Stated goal: Extract all lines that hold the string "PARTICLE".

## begin Records to process

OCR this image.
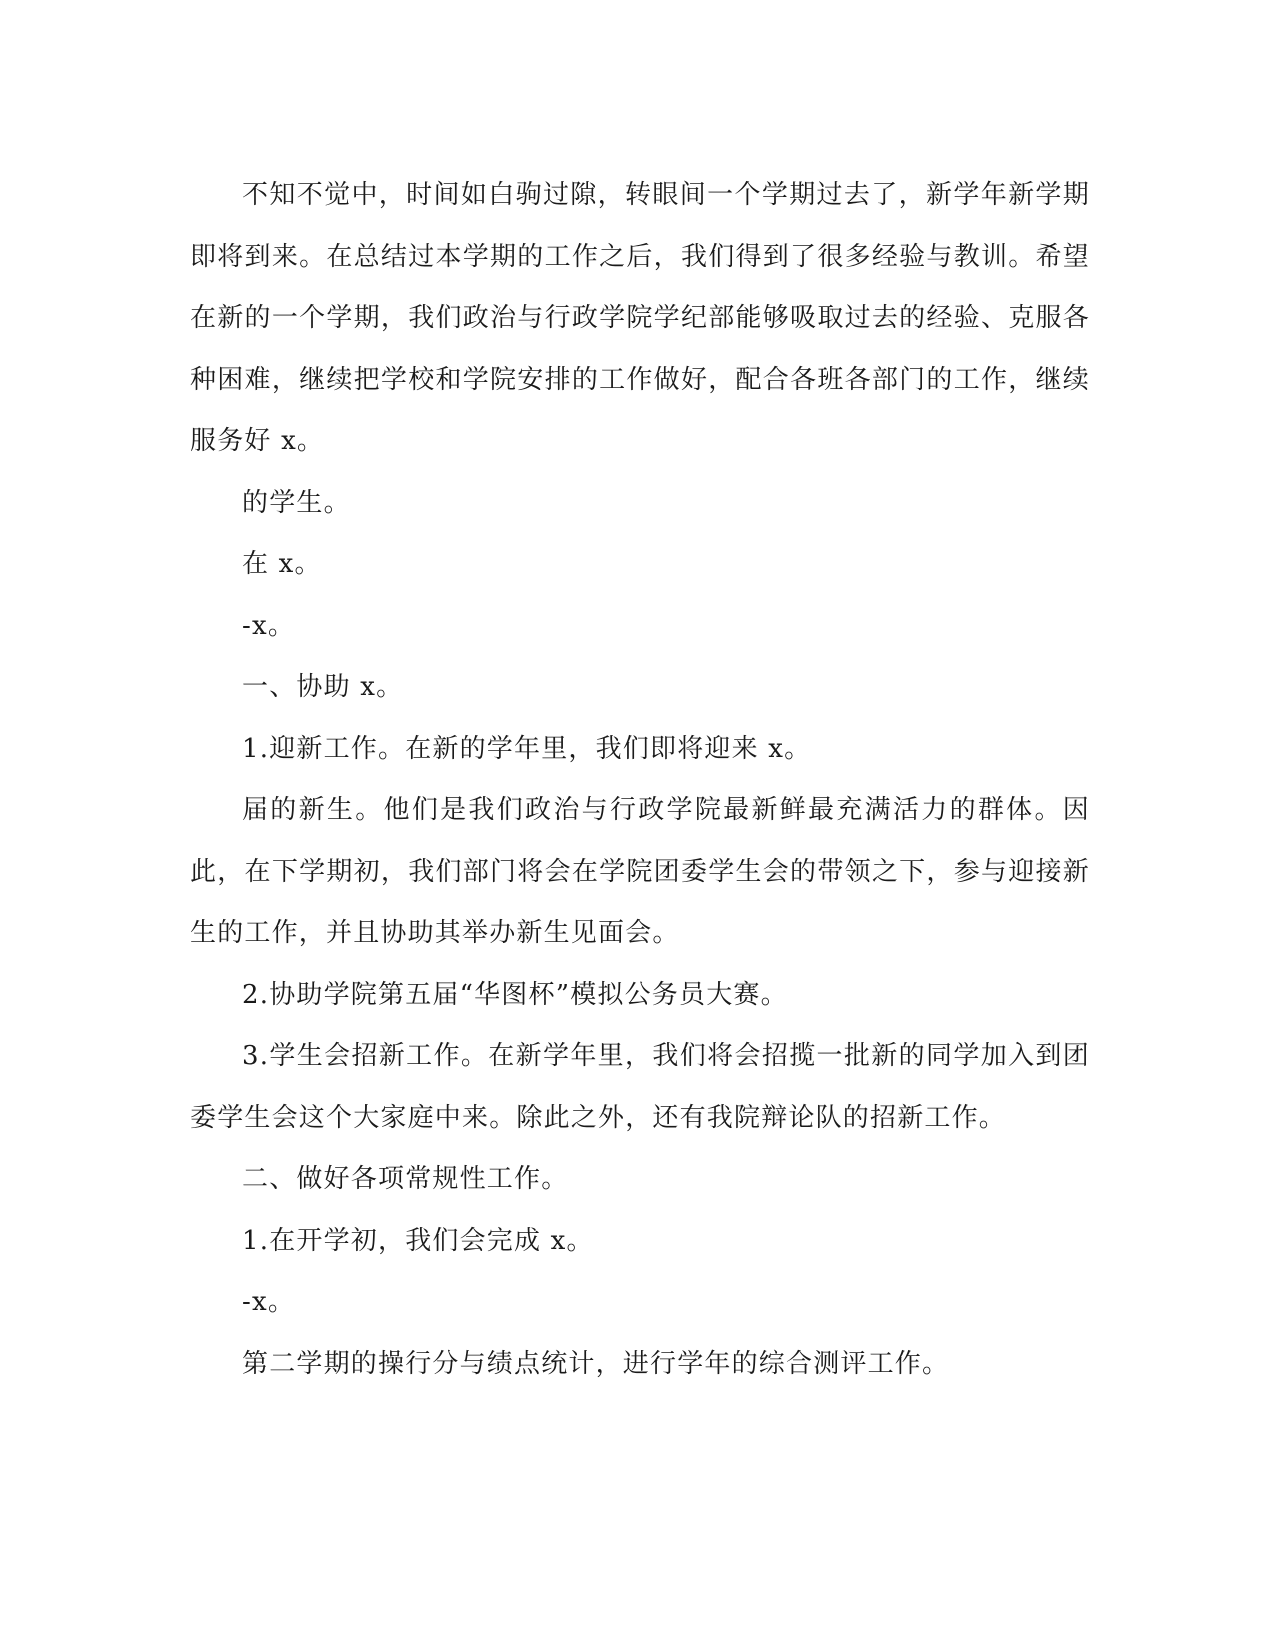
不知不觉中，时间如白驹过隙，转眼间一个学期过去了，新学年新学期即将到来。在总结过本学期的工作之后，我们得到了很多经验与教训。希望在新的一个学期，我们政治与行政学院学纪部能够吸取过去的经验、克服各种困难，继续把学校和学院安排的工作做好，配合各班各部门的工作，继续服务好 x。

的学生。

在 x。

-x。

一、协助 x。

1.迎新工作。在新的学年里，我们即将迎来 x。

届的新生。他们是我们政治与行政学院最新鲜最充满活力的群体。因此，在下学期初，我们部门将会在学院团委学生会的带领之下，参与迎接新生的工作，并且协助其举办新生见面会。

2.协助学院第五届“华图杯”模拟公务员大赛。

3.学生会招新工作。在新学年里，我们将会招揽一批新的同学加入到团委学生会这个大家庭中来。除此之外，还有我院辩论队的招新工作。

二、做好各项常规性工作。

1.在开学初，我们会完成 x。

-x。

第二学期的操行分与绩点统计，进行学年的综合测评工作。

## end Records to process
## begin Records to process

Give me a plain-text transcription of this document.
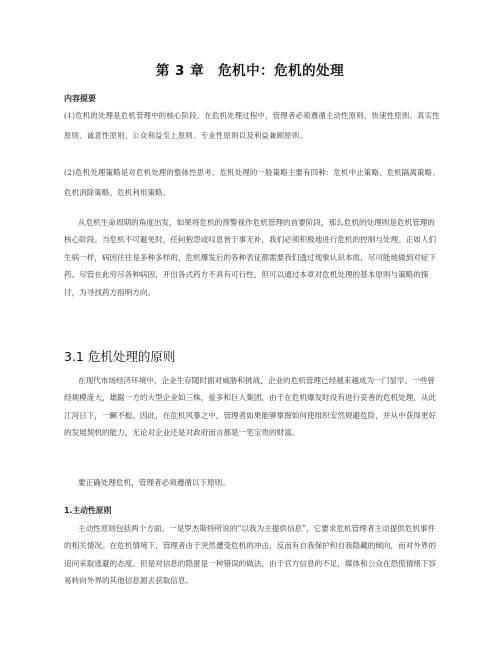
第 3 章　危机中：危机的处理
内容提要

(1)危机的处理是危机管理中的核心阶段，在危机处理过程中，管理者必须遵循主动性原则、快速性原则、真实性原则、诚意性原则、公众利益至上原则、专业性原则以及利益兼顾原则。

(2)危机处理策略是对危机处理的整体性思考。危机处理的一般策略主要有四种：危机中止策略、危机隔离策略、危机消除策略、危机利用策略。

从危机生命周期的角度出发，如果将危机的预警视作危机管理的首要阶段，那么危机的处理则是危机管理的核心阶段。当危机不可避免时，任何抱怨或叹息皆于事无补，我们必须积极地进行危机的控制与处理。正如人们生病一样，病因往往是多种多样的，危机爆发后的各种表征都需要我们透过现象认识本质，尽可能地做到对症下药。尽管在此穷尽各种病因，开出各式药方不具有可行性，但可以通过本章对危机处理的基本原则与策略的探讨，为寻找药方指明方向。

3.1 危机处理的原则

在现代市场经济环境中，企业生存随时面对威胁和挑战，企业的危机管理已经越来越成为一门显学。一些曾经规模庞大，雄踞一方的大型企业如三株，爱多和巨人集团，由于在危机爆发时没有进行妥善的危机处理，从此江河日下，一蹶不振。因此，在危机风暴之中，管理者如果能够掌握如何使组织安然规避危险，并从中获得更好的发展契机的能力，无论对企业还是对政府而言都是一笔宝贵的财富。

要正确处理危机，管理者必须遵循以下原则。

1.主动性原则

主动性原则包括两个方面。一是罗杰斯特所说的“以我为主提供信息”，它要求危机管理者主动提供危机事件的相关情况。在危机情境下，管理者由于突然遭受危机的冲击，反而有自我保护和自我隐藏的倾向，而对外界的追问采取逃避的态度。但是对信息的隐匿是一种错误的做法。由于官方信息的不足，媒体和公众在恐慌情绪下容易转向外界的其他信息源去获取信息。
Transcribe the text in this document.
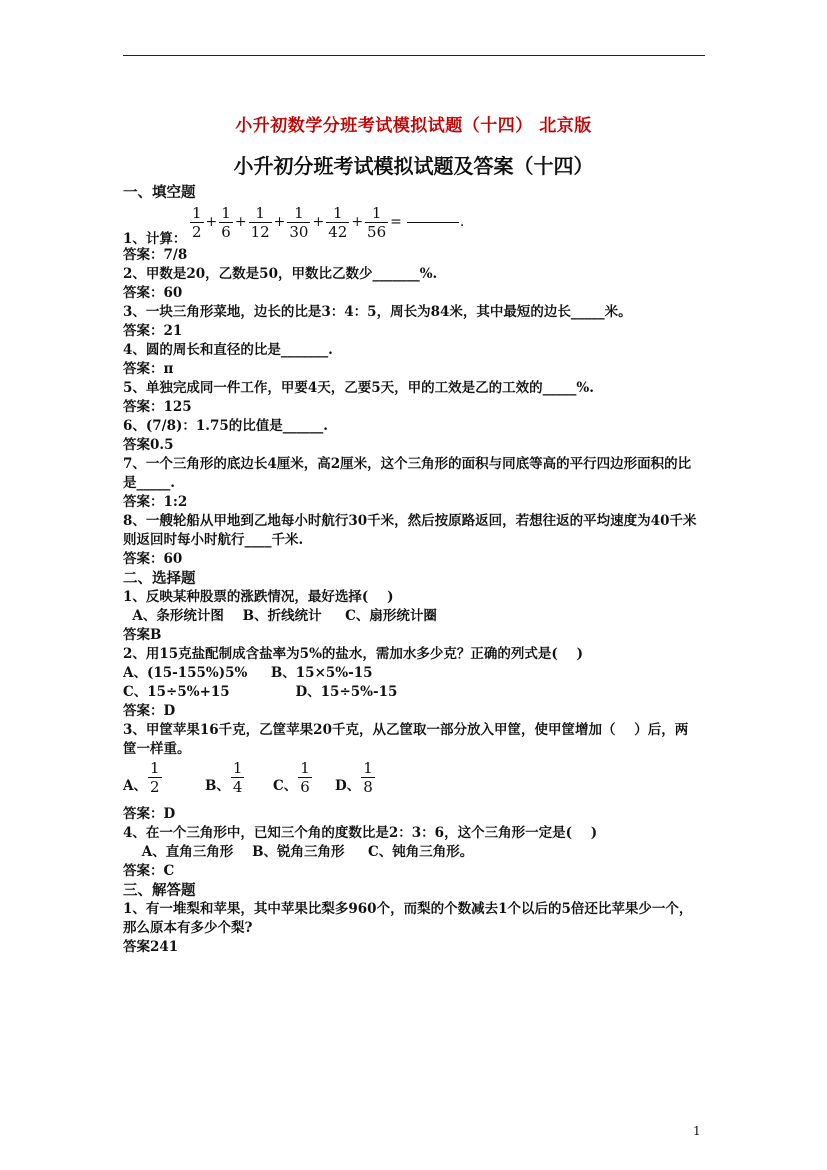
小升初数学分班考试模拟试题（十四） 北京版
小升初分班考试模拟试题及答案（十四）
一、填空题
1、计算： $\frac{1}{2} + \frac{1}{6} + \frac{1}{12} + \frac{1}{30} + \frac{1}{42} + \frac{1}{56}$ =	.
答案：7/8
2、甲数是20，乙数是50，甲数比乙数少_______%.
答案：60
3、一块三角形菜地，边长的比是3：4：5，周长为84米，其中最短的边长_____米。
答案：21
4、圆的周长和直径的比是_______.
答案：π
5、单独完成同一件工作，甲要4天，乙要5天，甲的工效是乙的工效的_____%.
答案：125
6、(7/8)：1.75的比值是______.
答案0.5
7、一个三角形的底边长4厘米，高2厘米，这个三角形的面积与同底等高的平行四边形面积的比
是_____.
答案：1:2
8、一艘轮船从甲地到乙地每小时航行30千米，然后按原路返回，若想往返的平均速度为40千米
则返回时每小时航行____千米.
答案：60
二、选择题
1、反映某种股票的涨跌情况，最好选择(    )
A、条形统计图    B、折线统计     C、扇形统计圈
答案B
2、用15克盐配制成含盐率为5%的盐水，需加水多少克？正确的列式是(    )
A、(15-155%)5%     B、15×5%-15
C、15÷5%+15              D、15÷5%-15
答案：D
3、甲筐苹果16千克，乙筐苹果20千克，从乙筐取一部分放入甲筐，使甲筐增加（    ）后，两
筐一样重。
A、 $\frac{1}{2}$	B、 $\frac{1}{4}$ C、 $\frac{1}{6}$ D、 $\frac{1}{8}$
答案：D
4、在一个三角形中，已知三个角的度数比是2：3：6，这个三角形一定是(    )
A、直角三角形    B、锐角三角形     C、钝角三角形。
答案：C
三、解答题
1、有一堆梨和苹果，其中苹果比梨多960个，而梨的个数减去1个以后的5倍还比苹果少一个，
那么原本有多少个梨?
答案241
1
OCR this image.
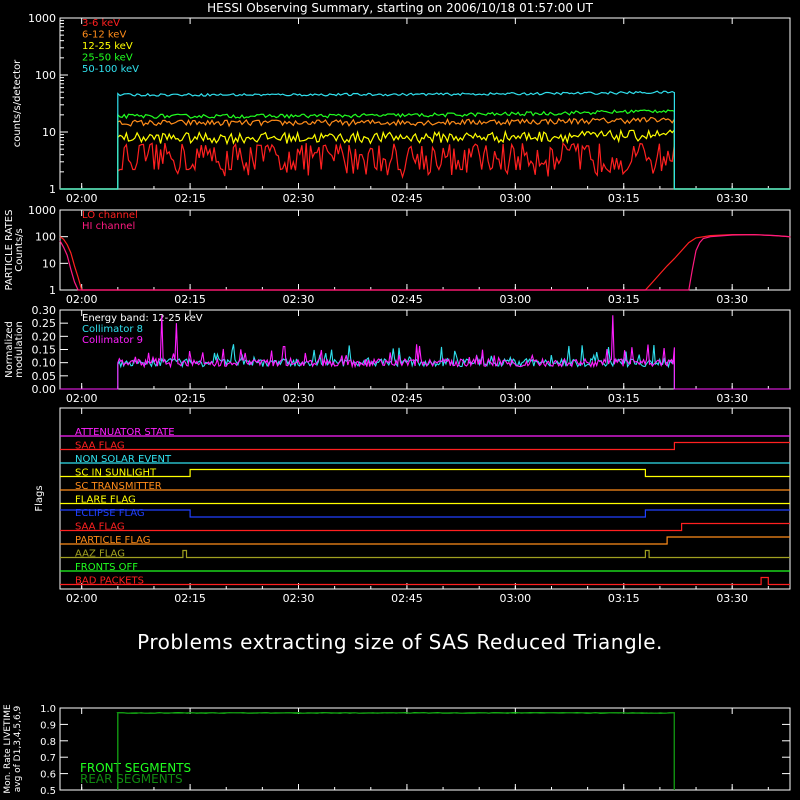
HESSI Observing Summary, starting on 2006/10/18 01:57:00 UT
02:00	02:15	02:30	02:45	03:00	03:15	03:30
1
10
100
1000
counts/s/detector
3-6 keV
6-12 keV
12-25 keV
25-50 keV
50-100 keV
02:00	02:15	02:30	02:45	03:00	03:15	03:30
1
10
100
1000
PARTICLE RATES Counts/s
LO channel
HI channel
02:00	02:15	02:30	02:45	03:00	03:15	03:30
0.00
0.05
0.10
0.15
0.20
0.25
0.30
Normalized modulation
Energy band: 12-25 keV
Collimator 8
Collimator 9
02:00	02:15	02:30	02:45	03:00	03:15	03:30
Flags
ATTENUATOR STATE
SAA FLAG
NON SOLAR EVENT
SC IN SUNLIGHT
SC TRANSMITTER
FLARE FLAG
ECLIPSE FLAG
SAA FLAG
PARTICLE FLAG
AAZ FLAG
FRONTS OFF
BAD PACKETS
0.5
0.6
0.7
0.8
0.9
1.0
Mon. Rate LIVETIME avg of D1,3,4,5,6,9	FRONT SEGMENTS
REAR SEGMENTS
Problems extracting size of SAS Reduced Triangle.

## end Records to process

Result for this task:
PARTICLE RATES Counts/s
PARTICLE FLAG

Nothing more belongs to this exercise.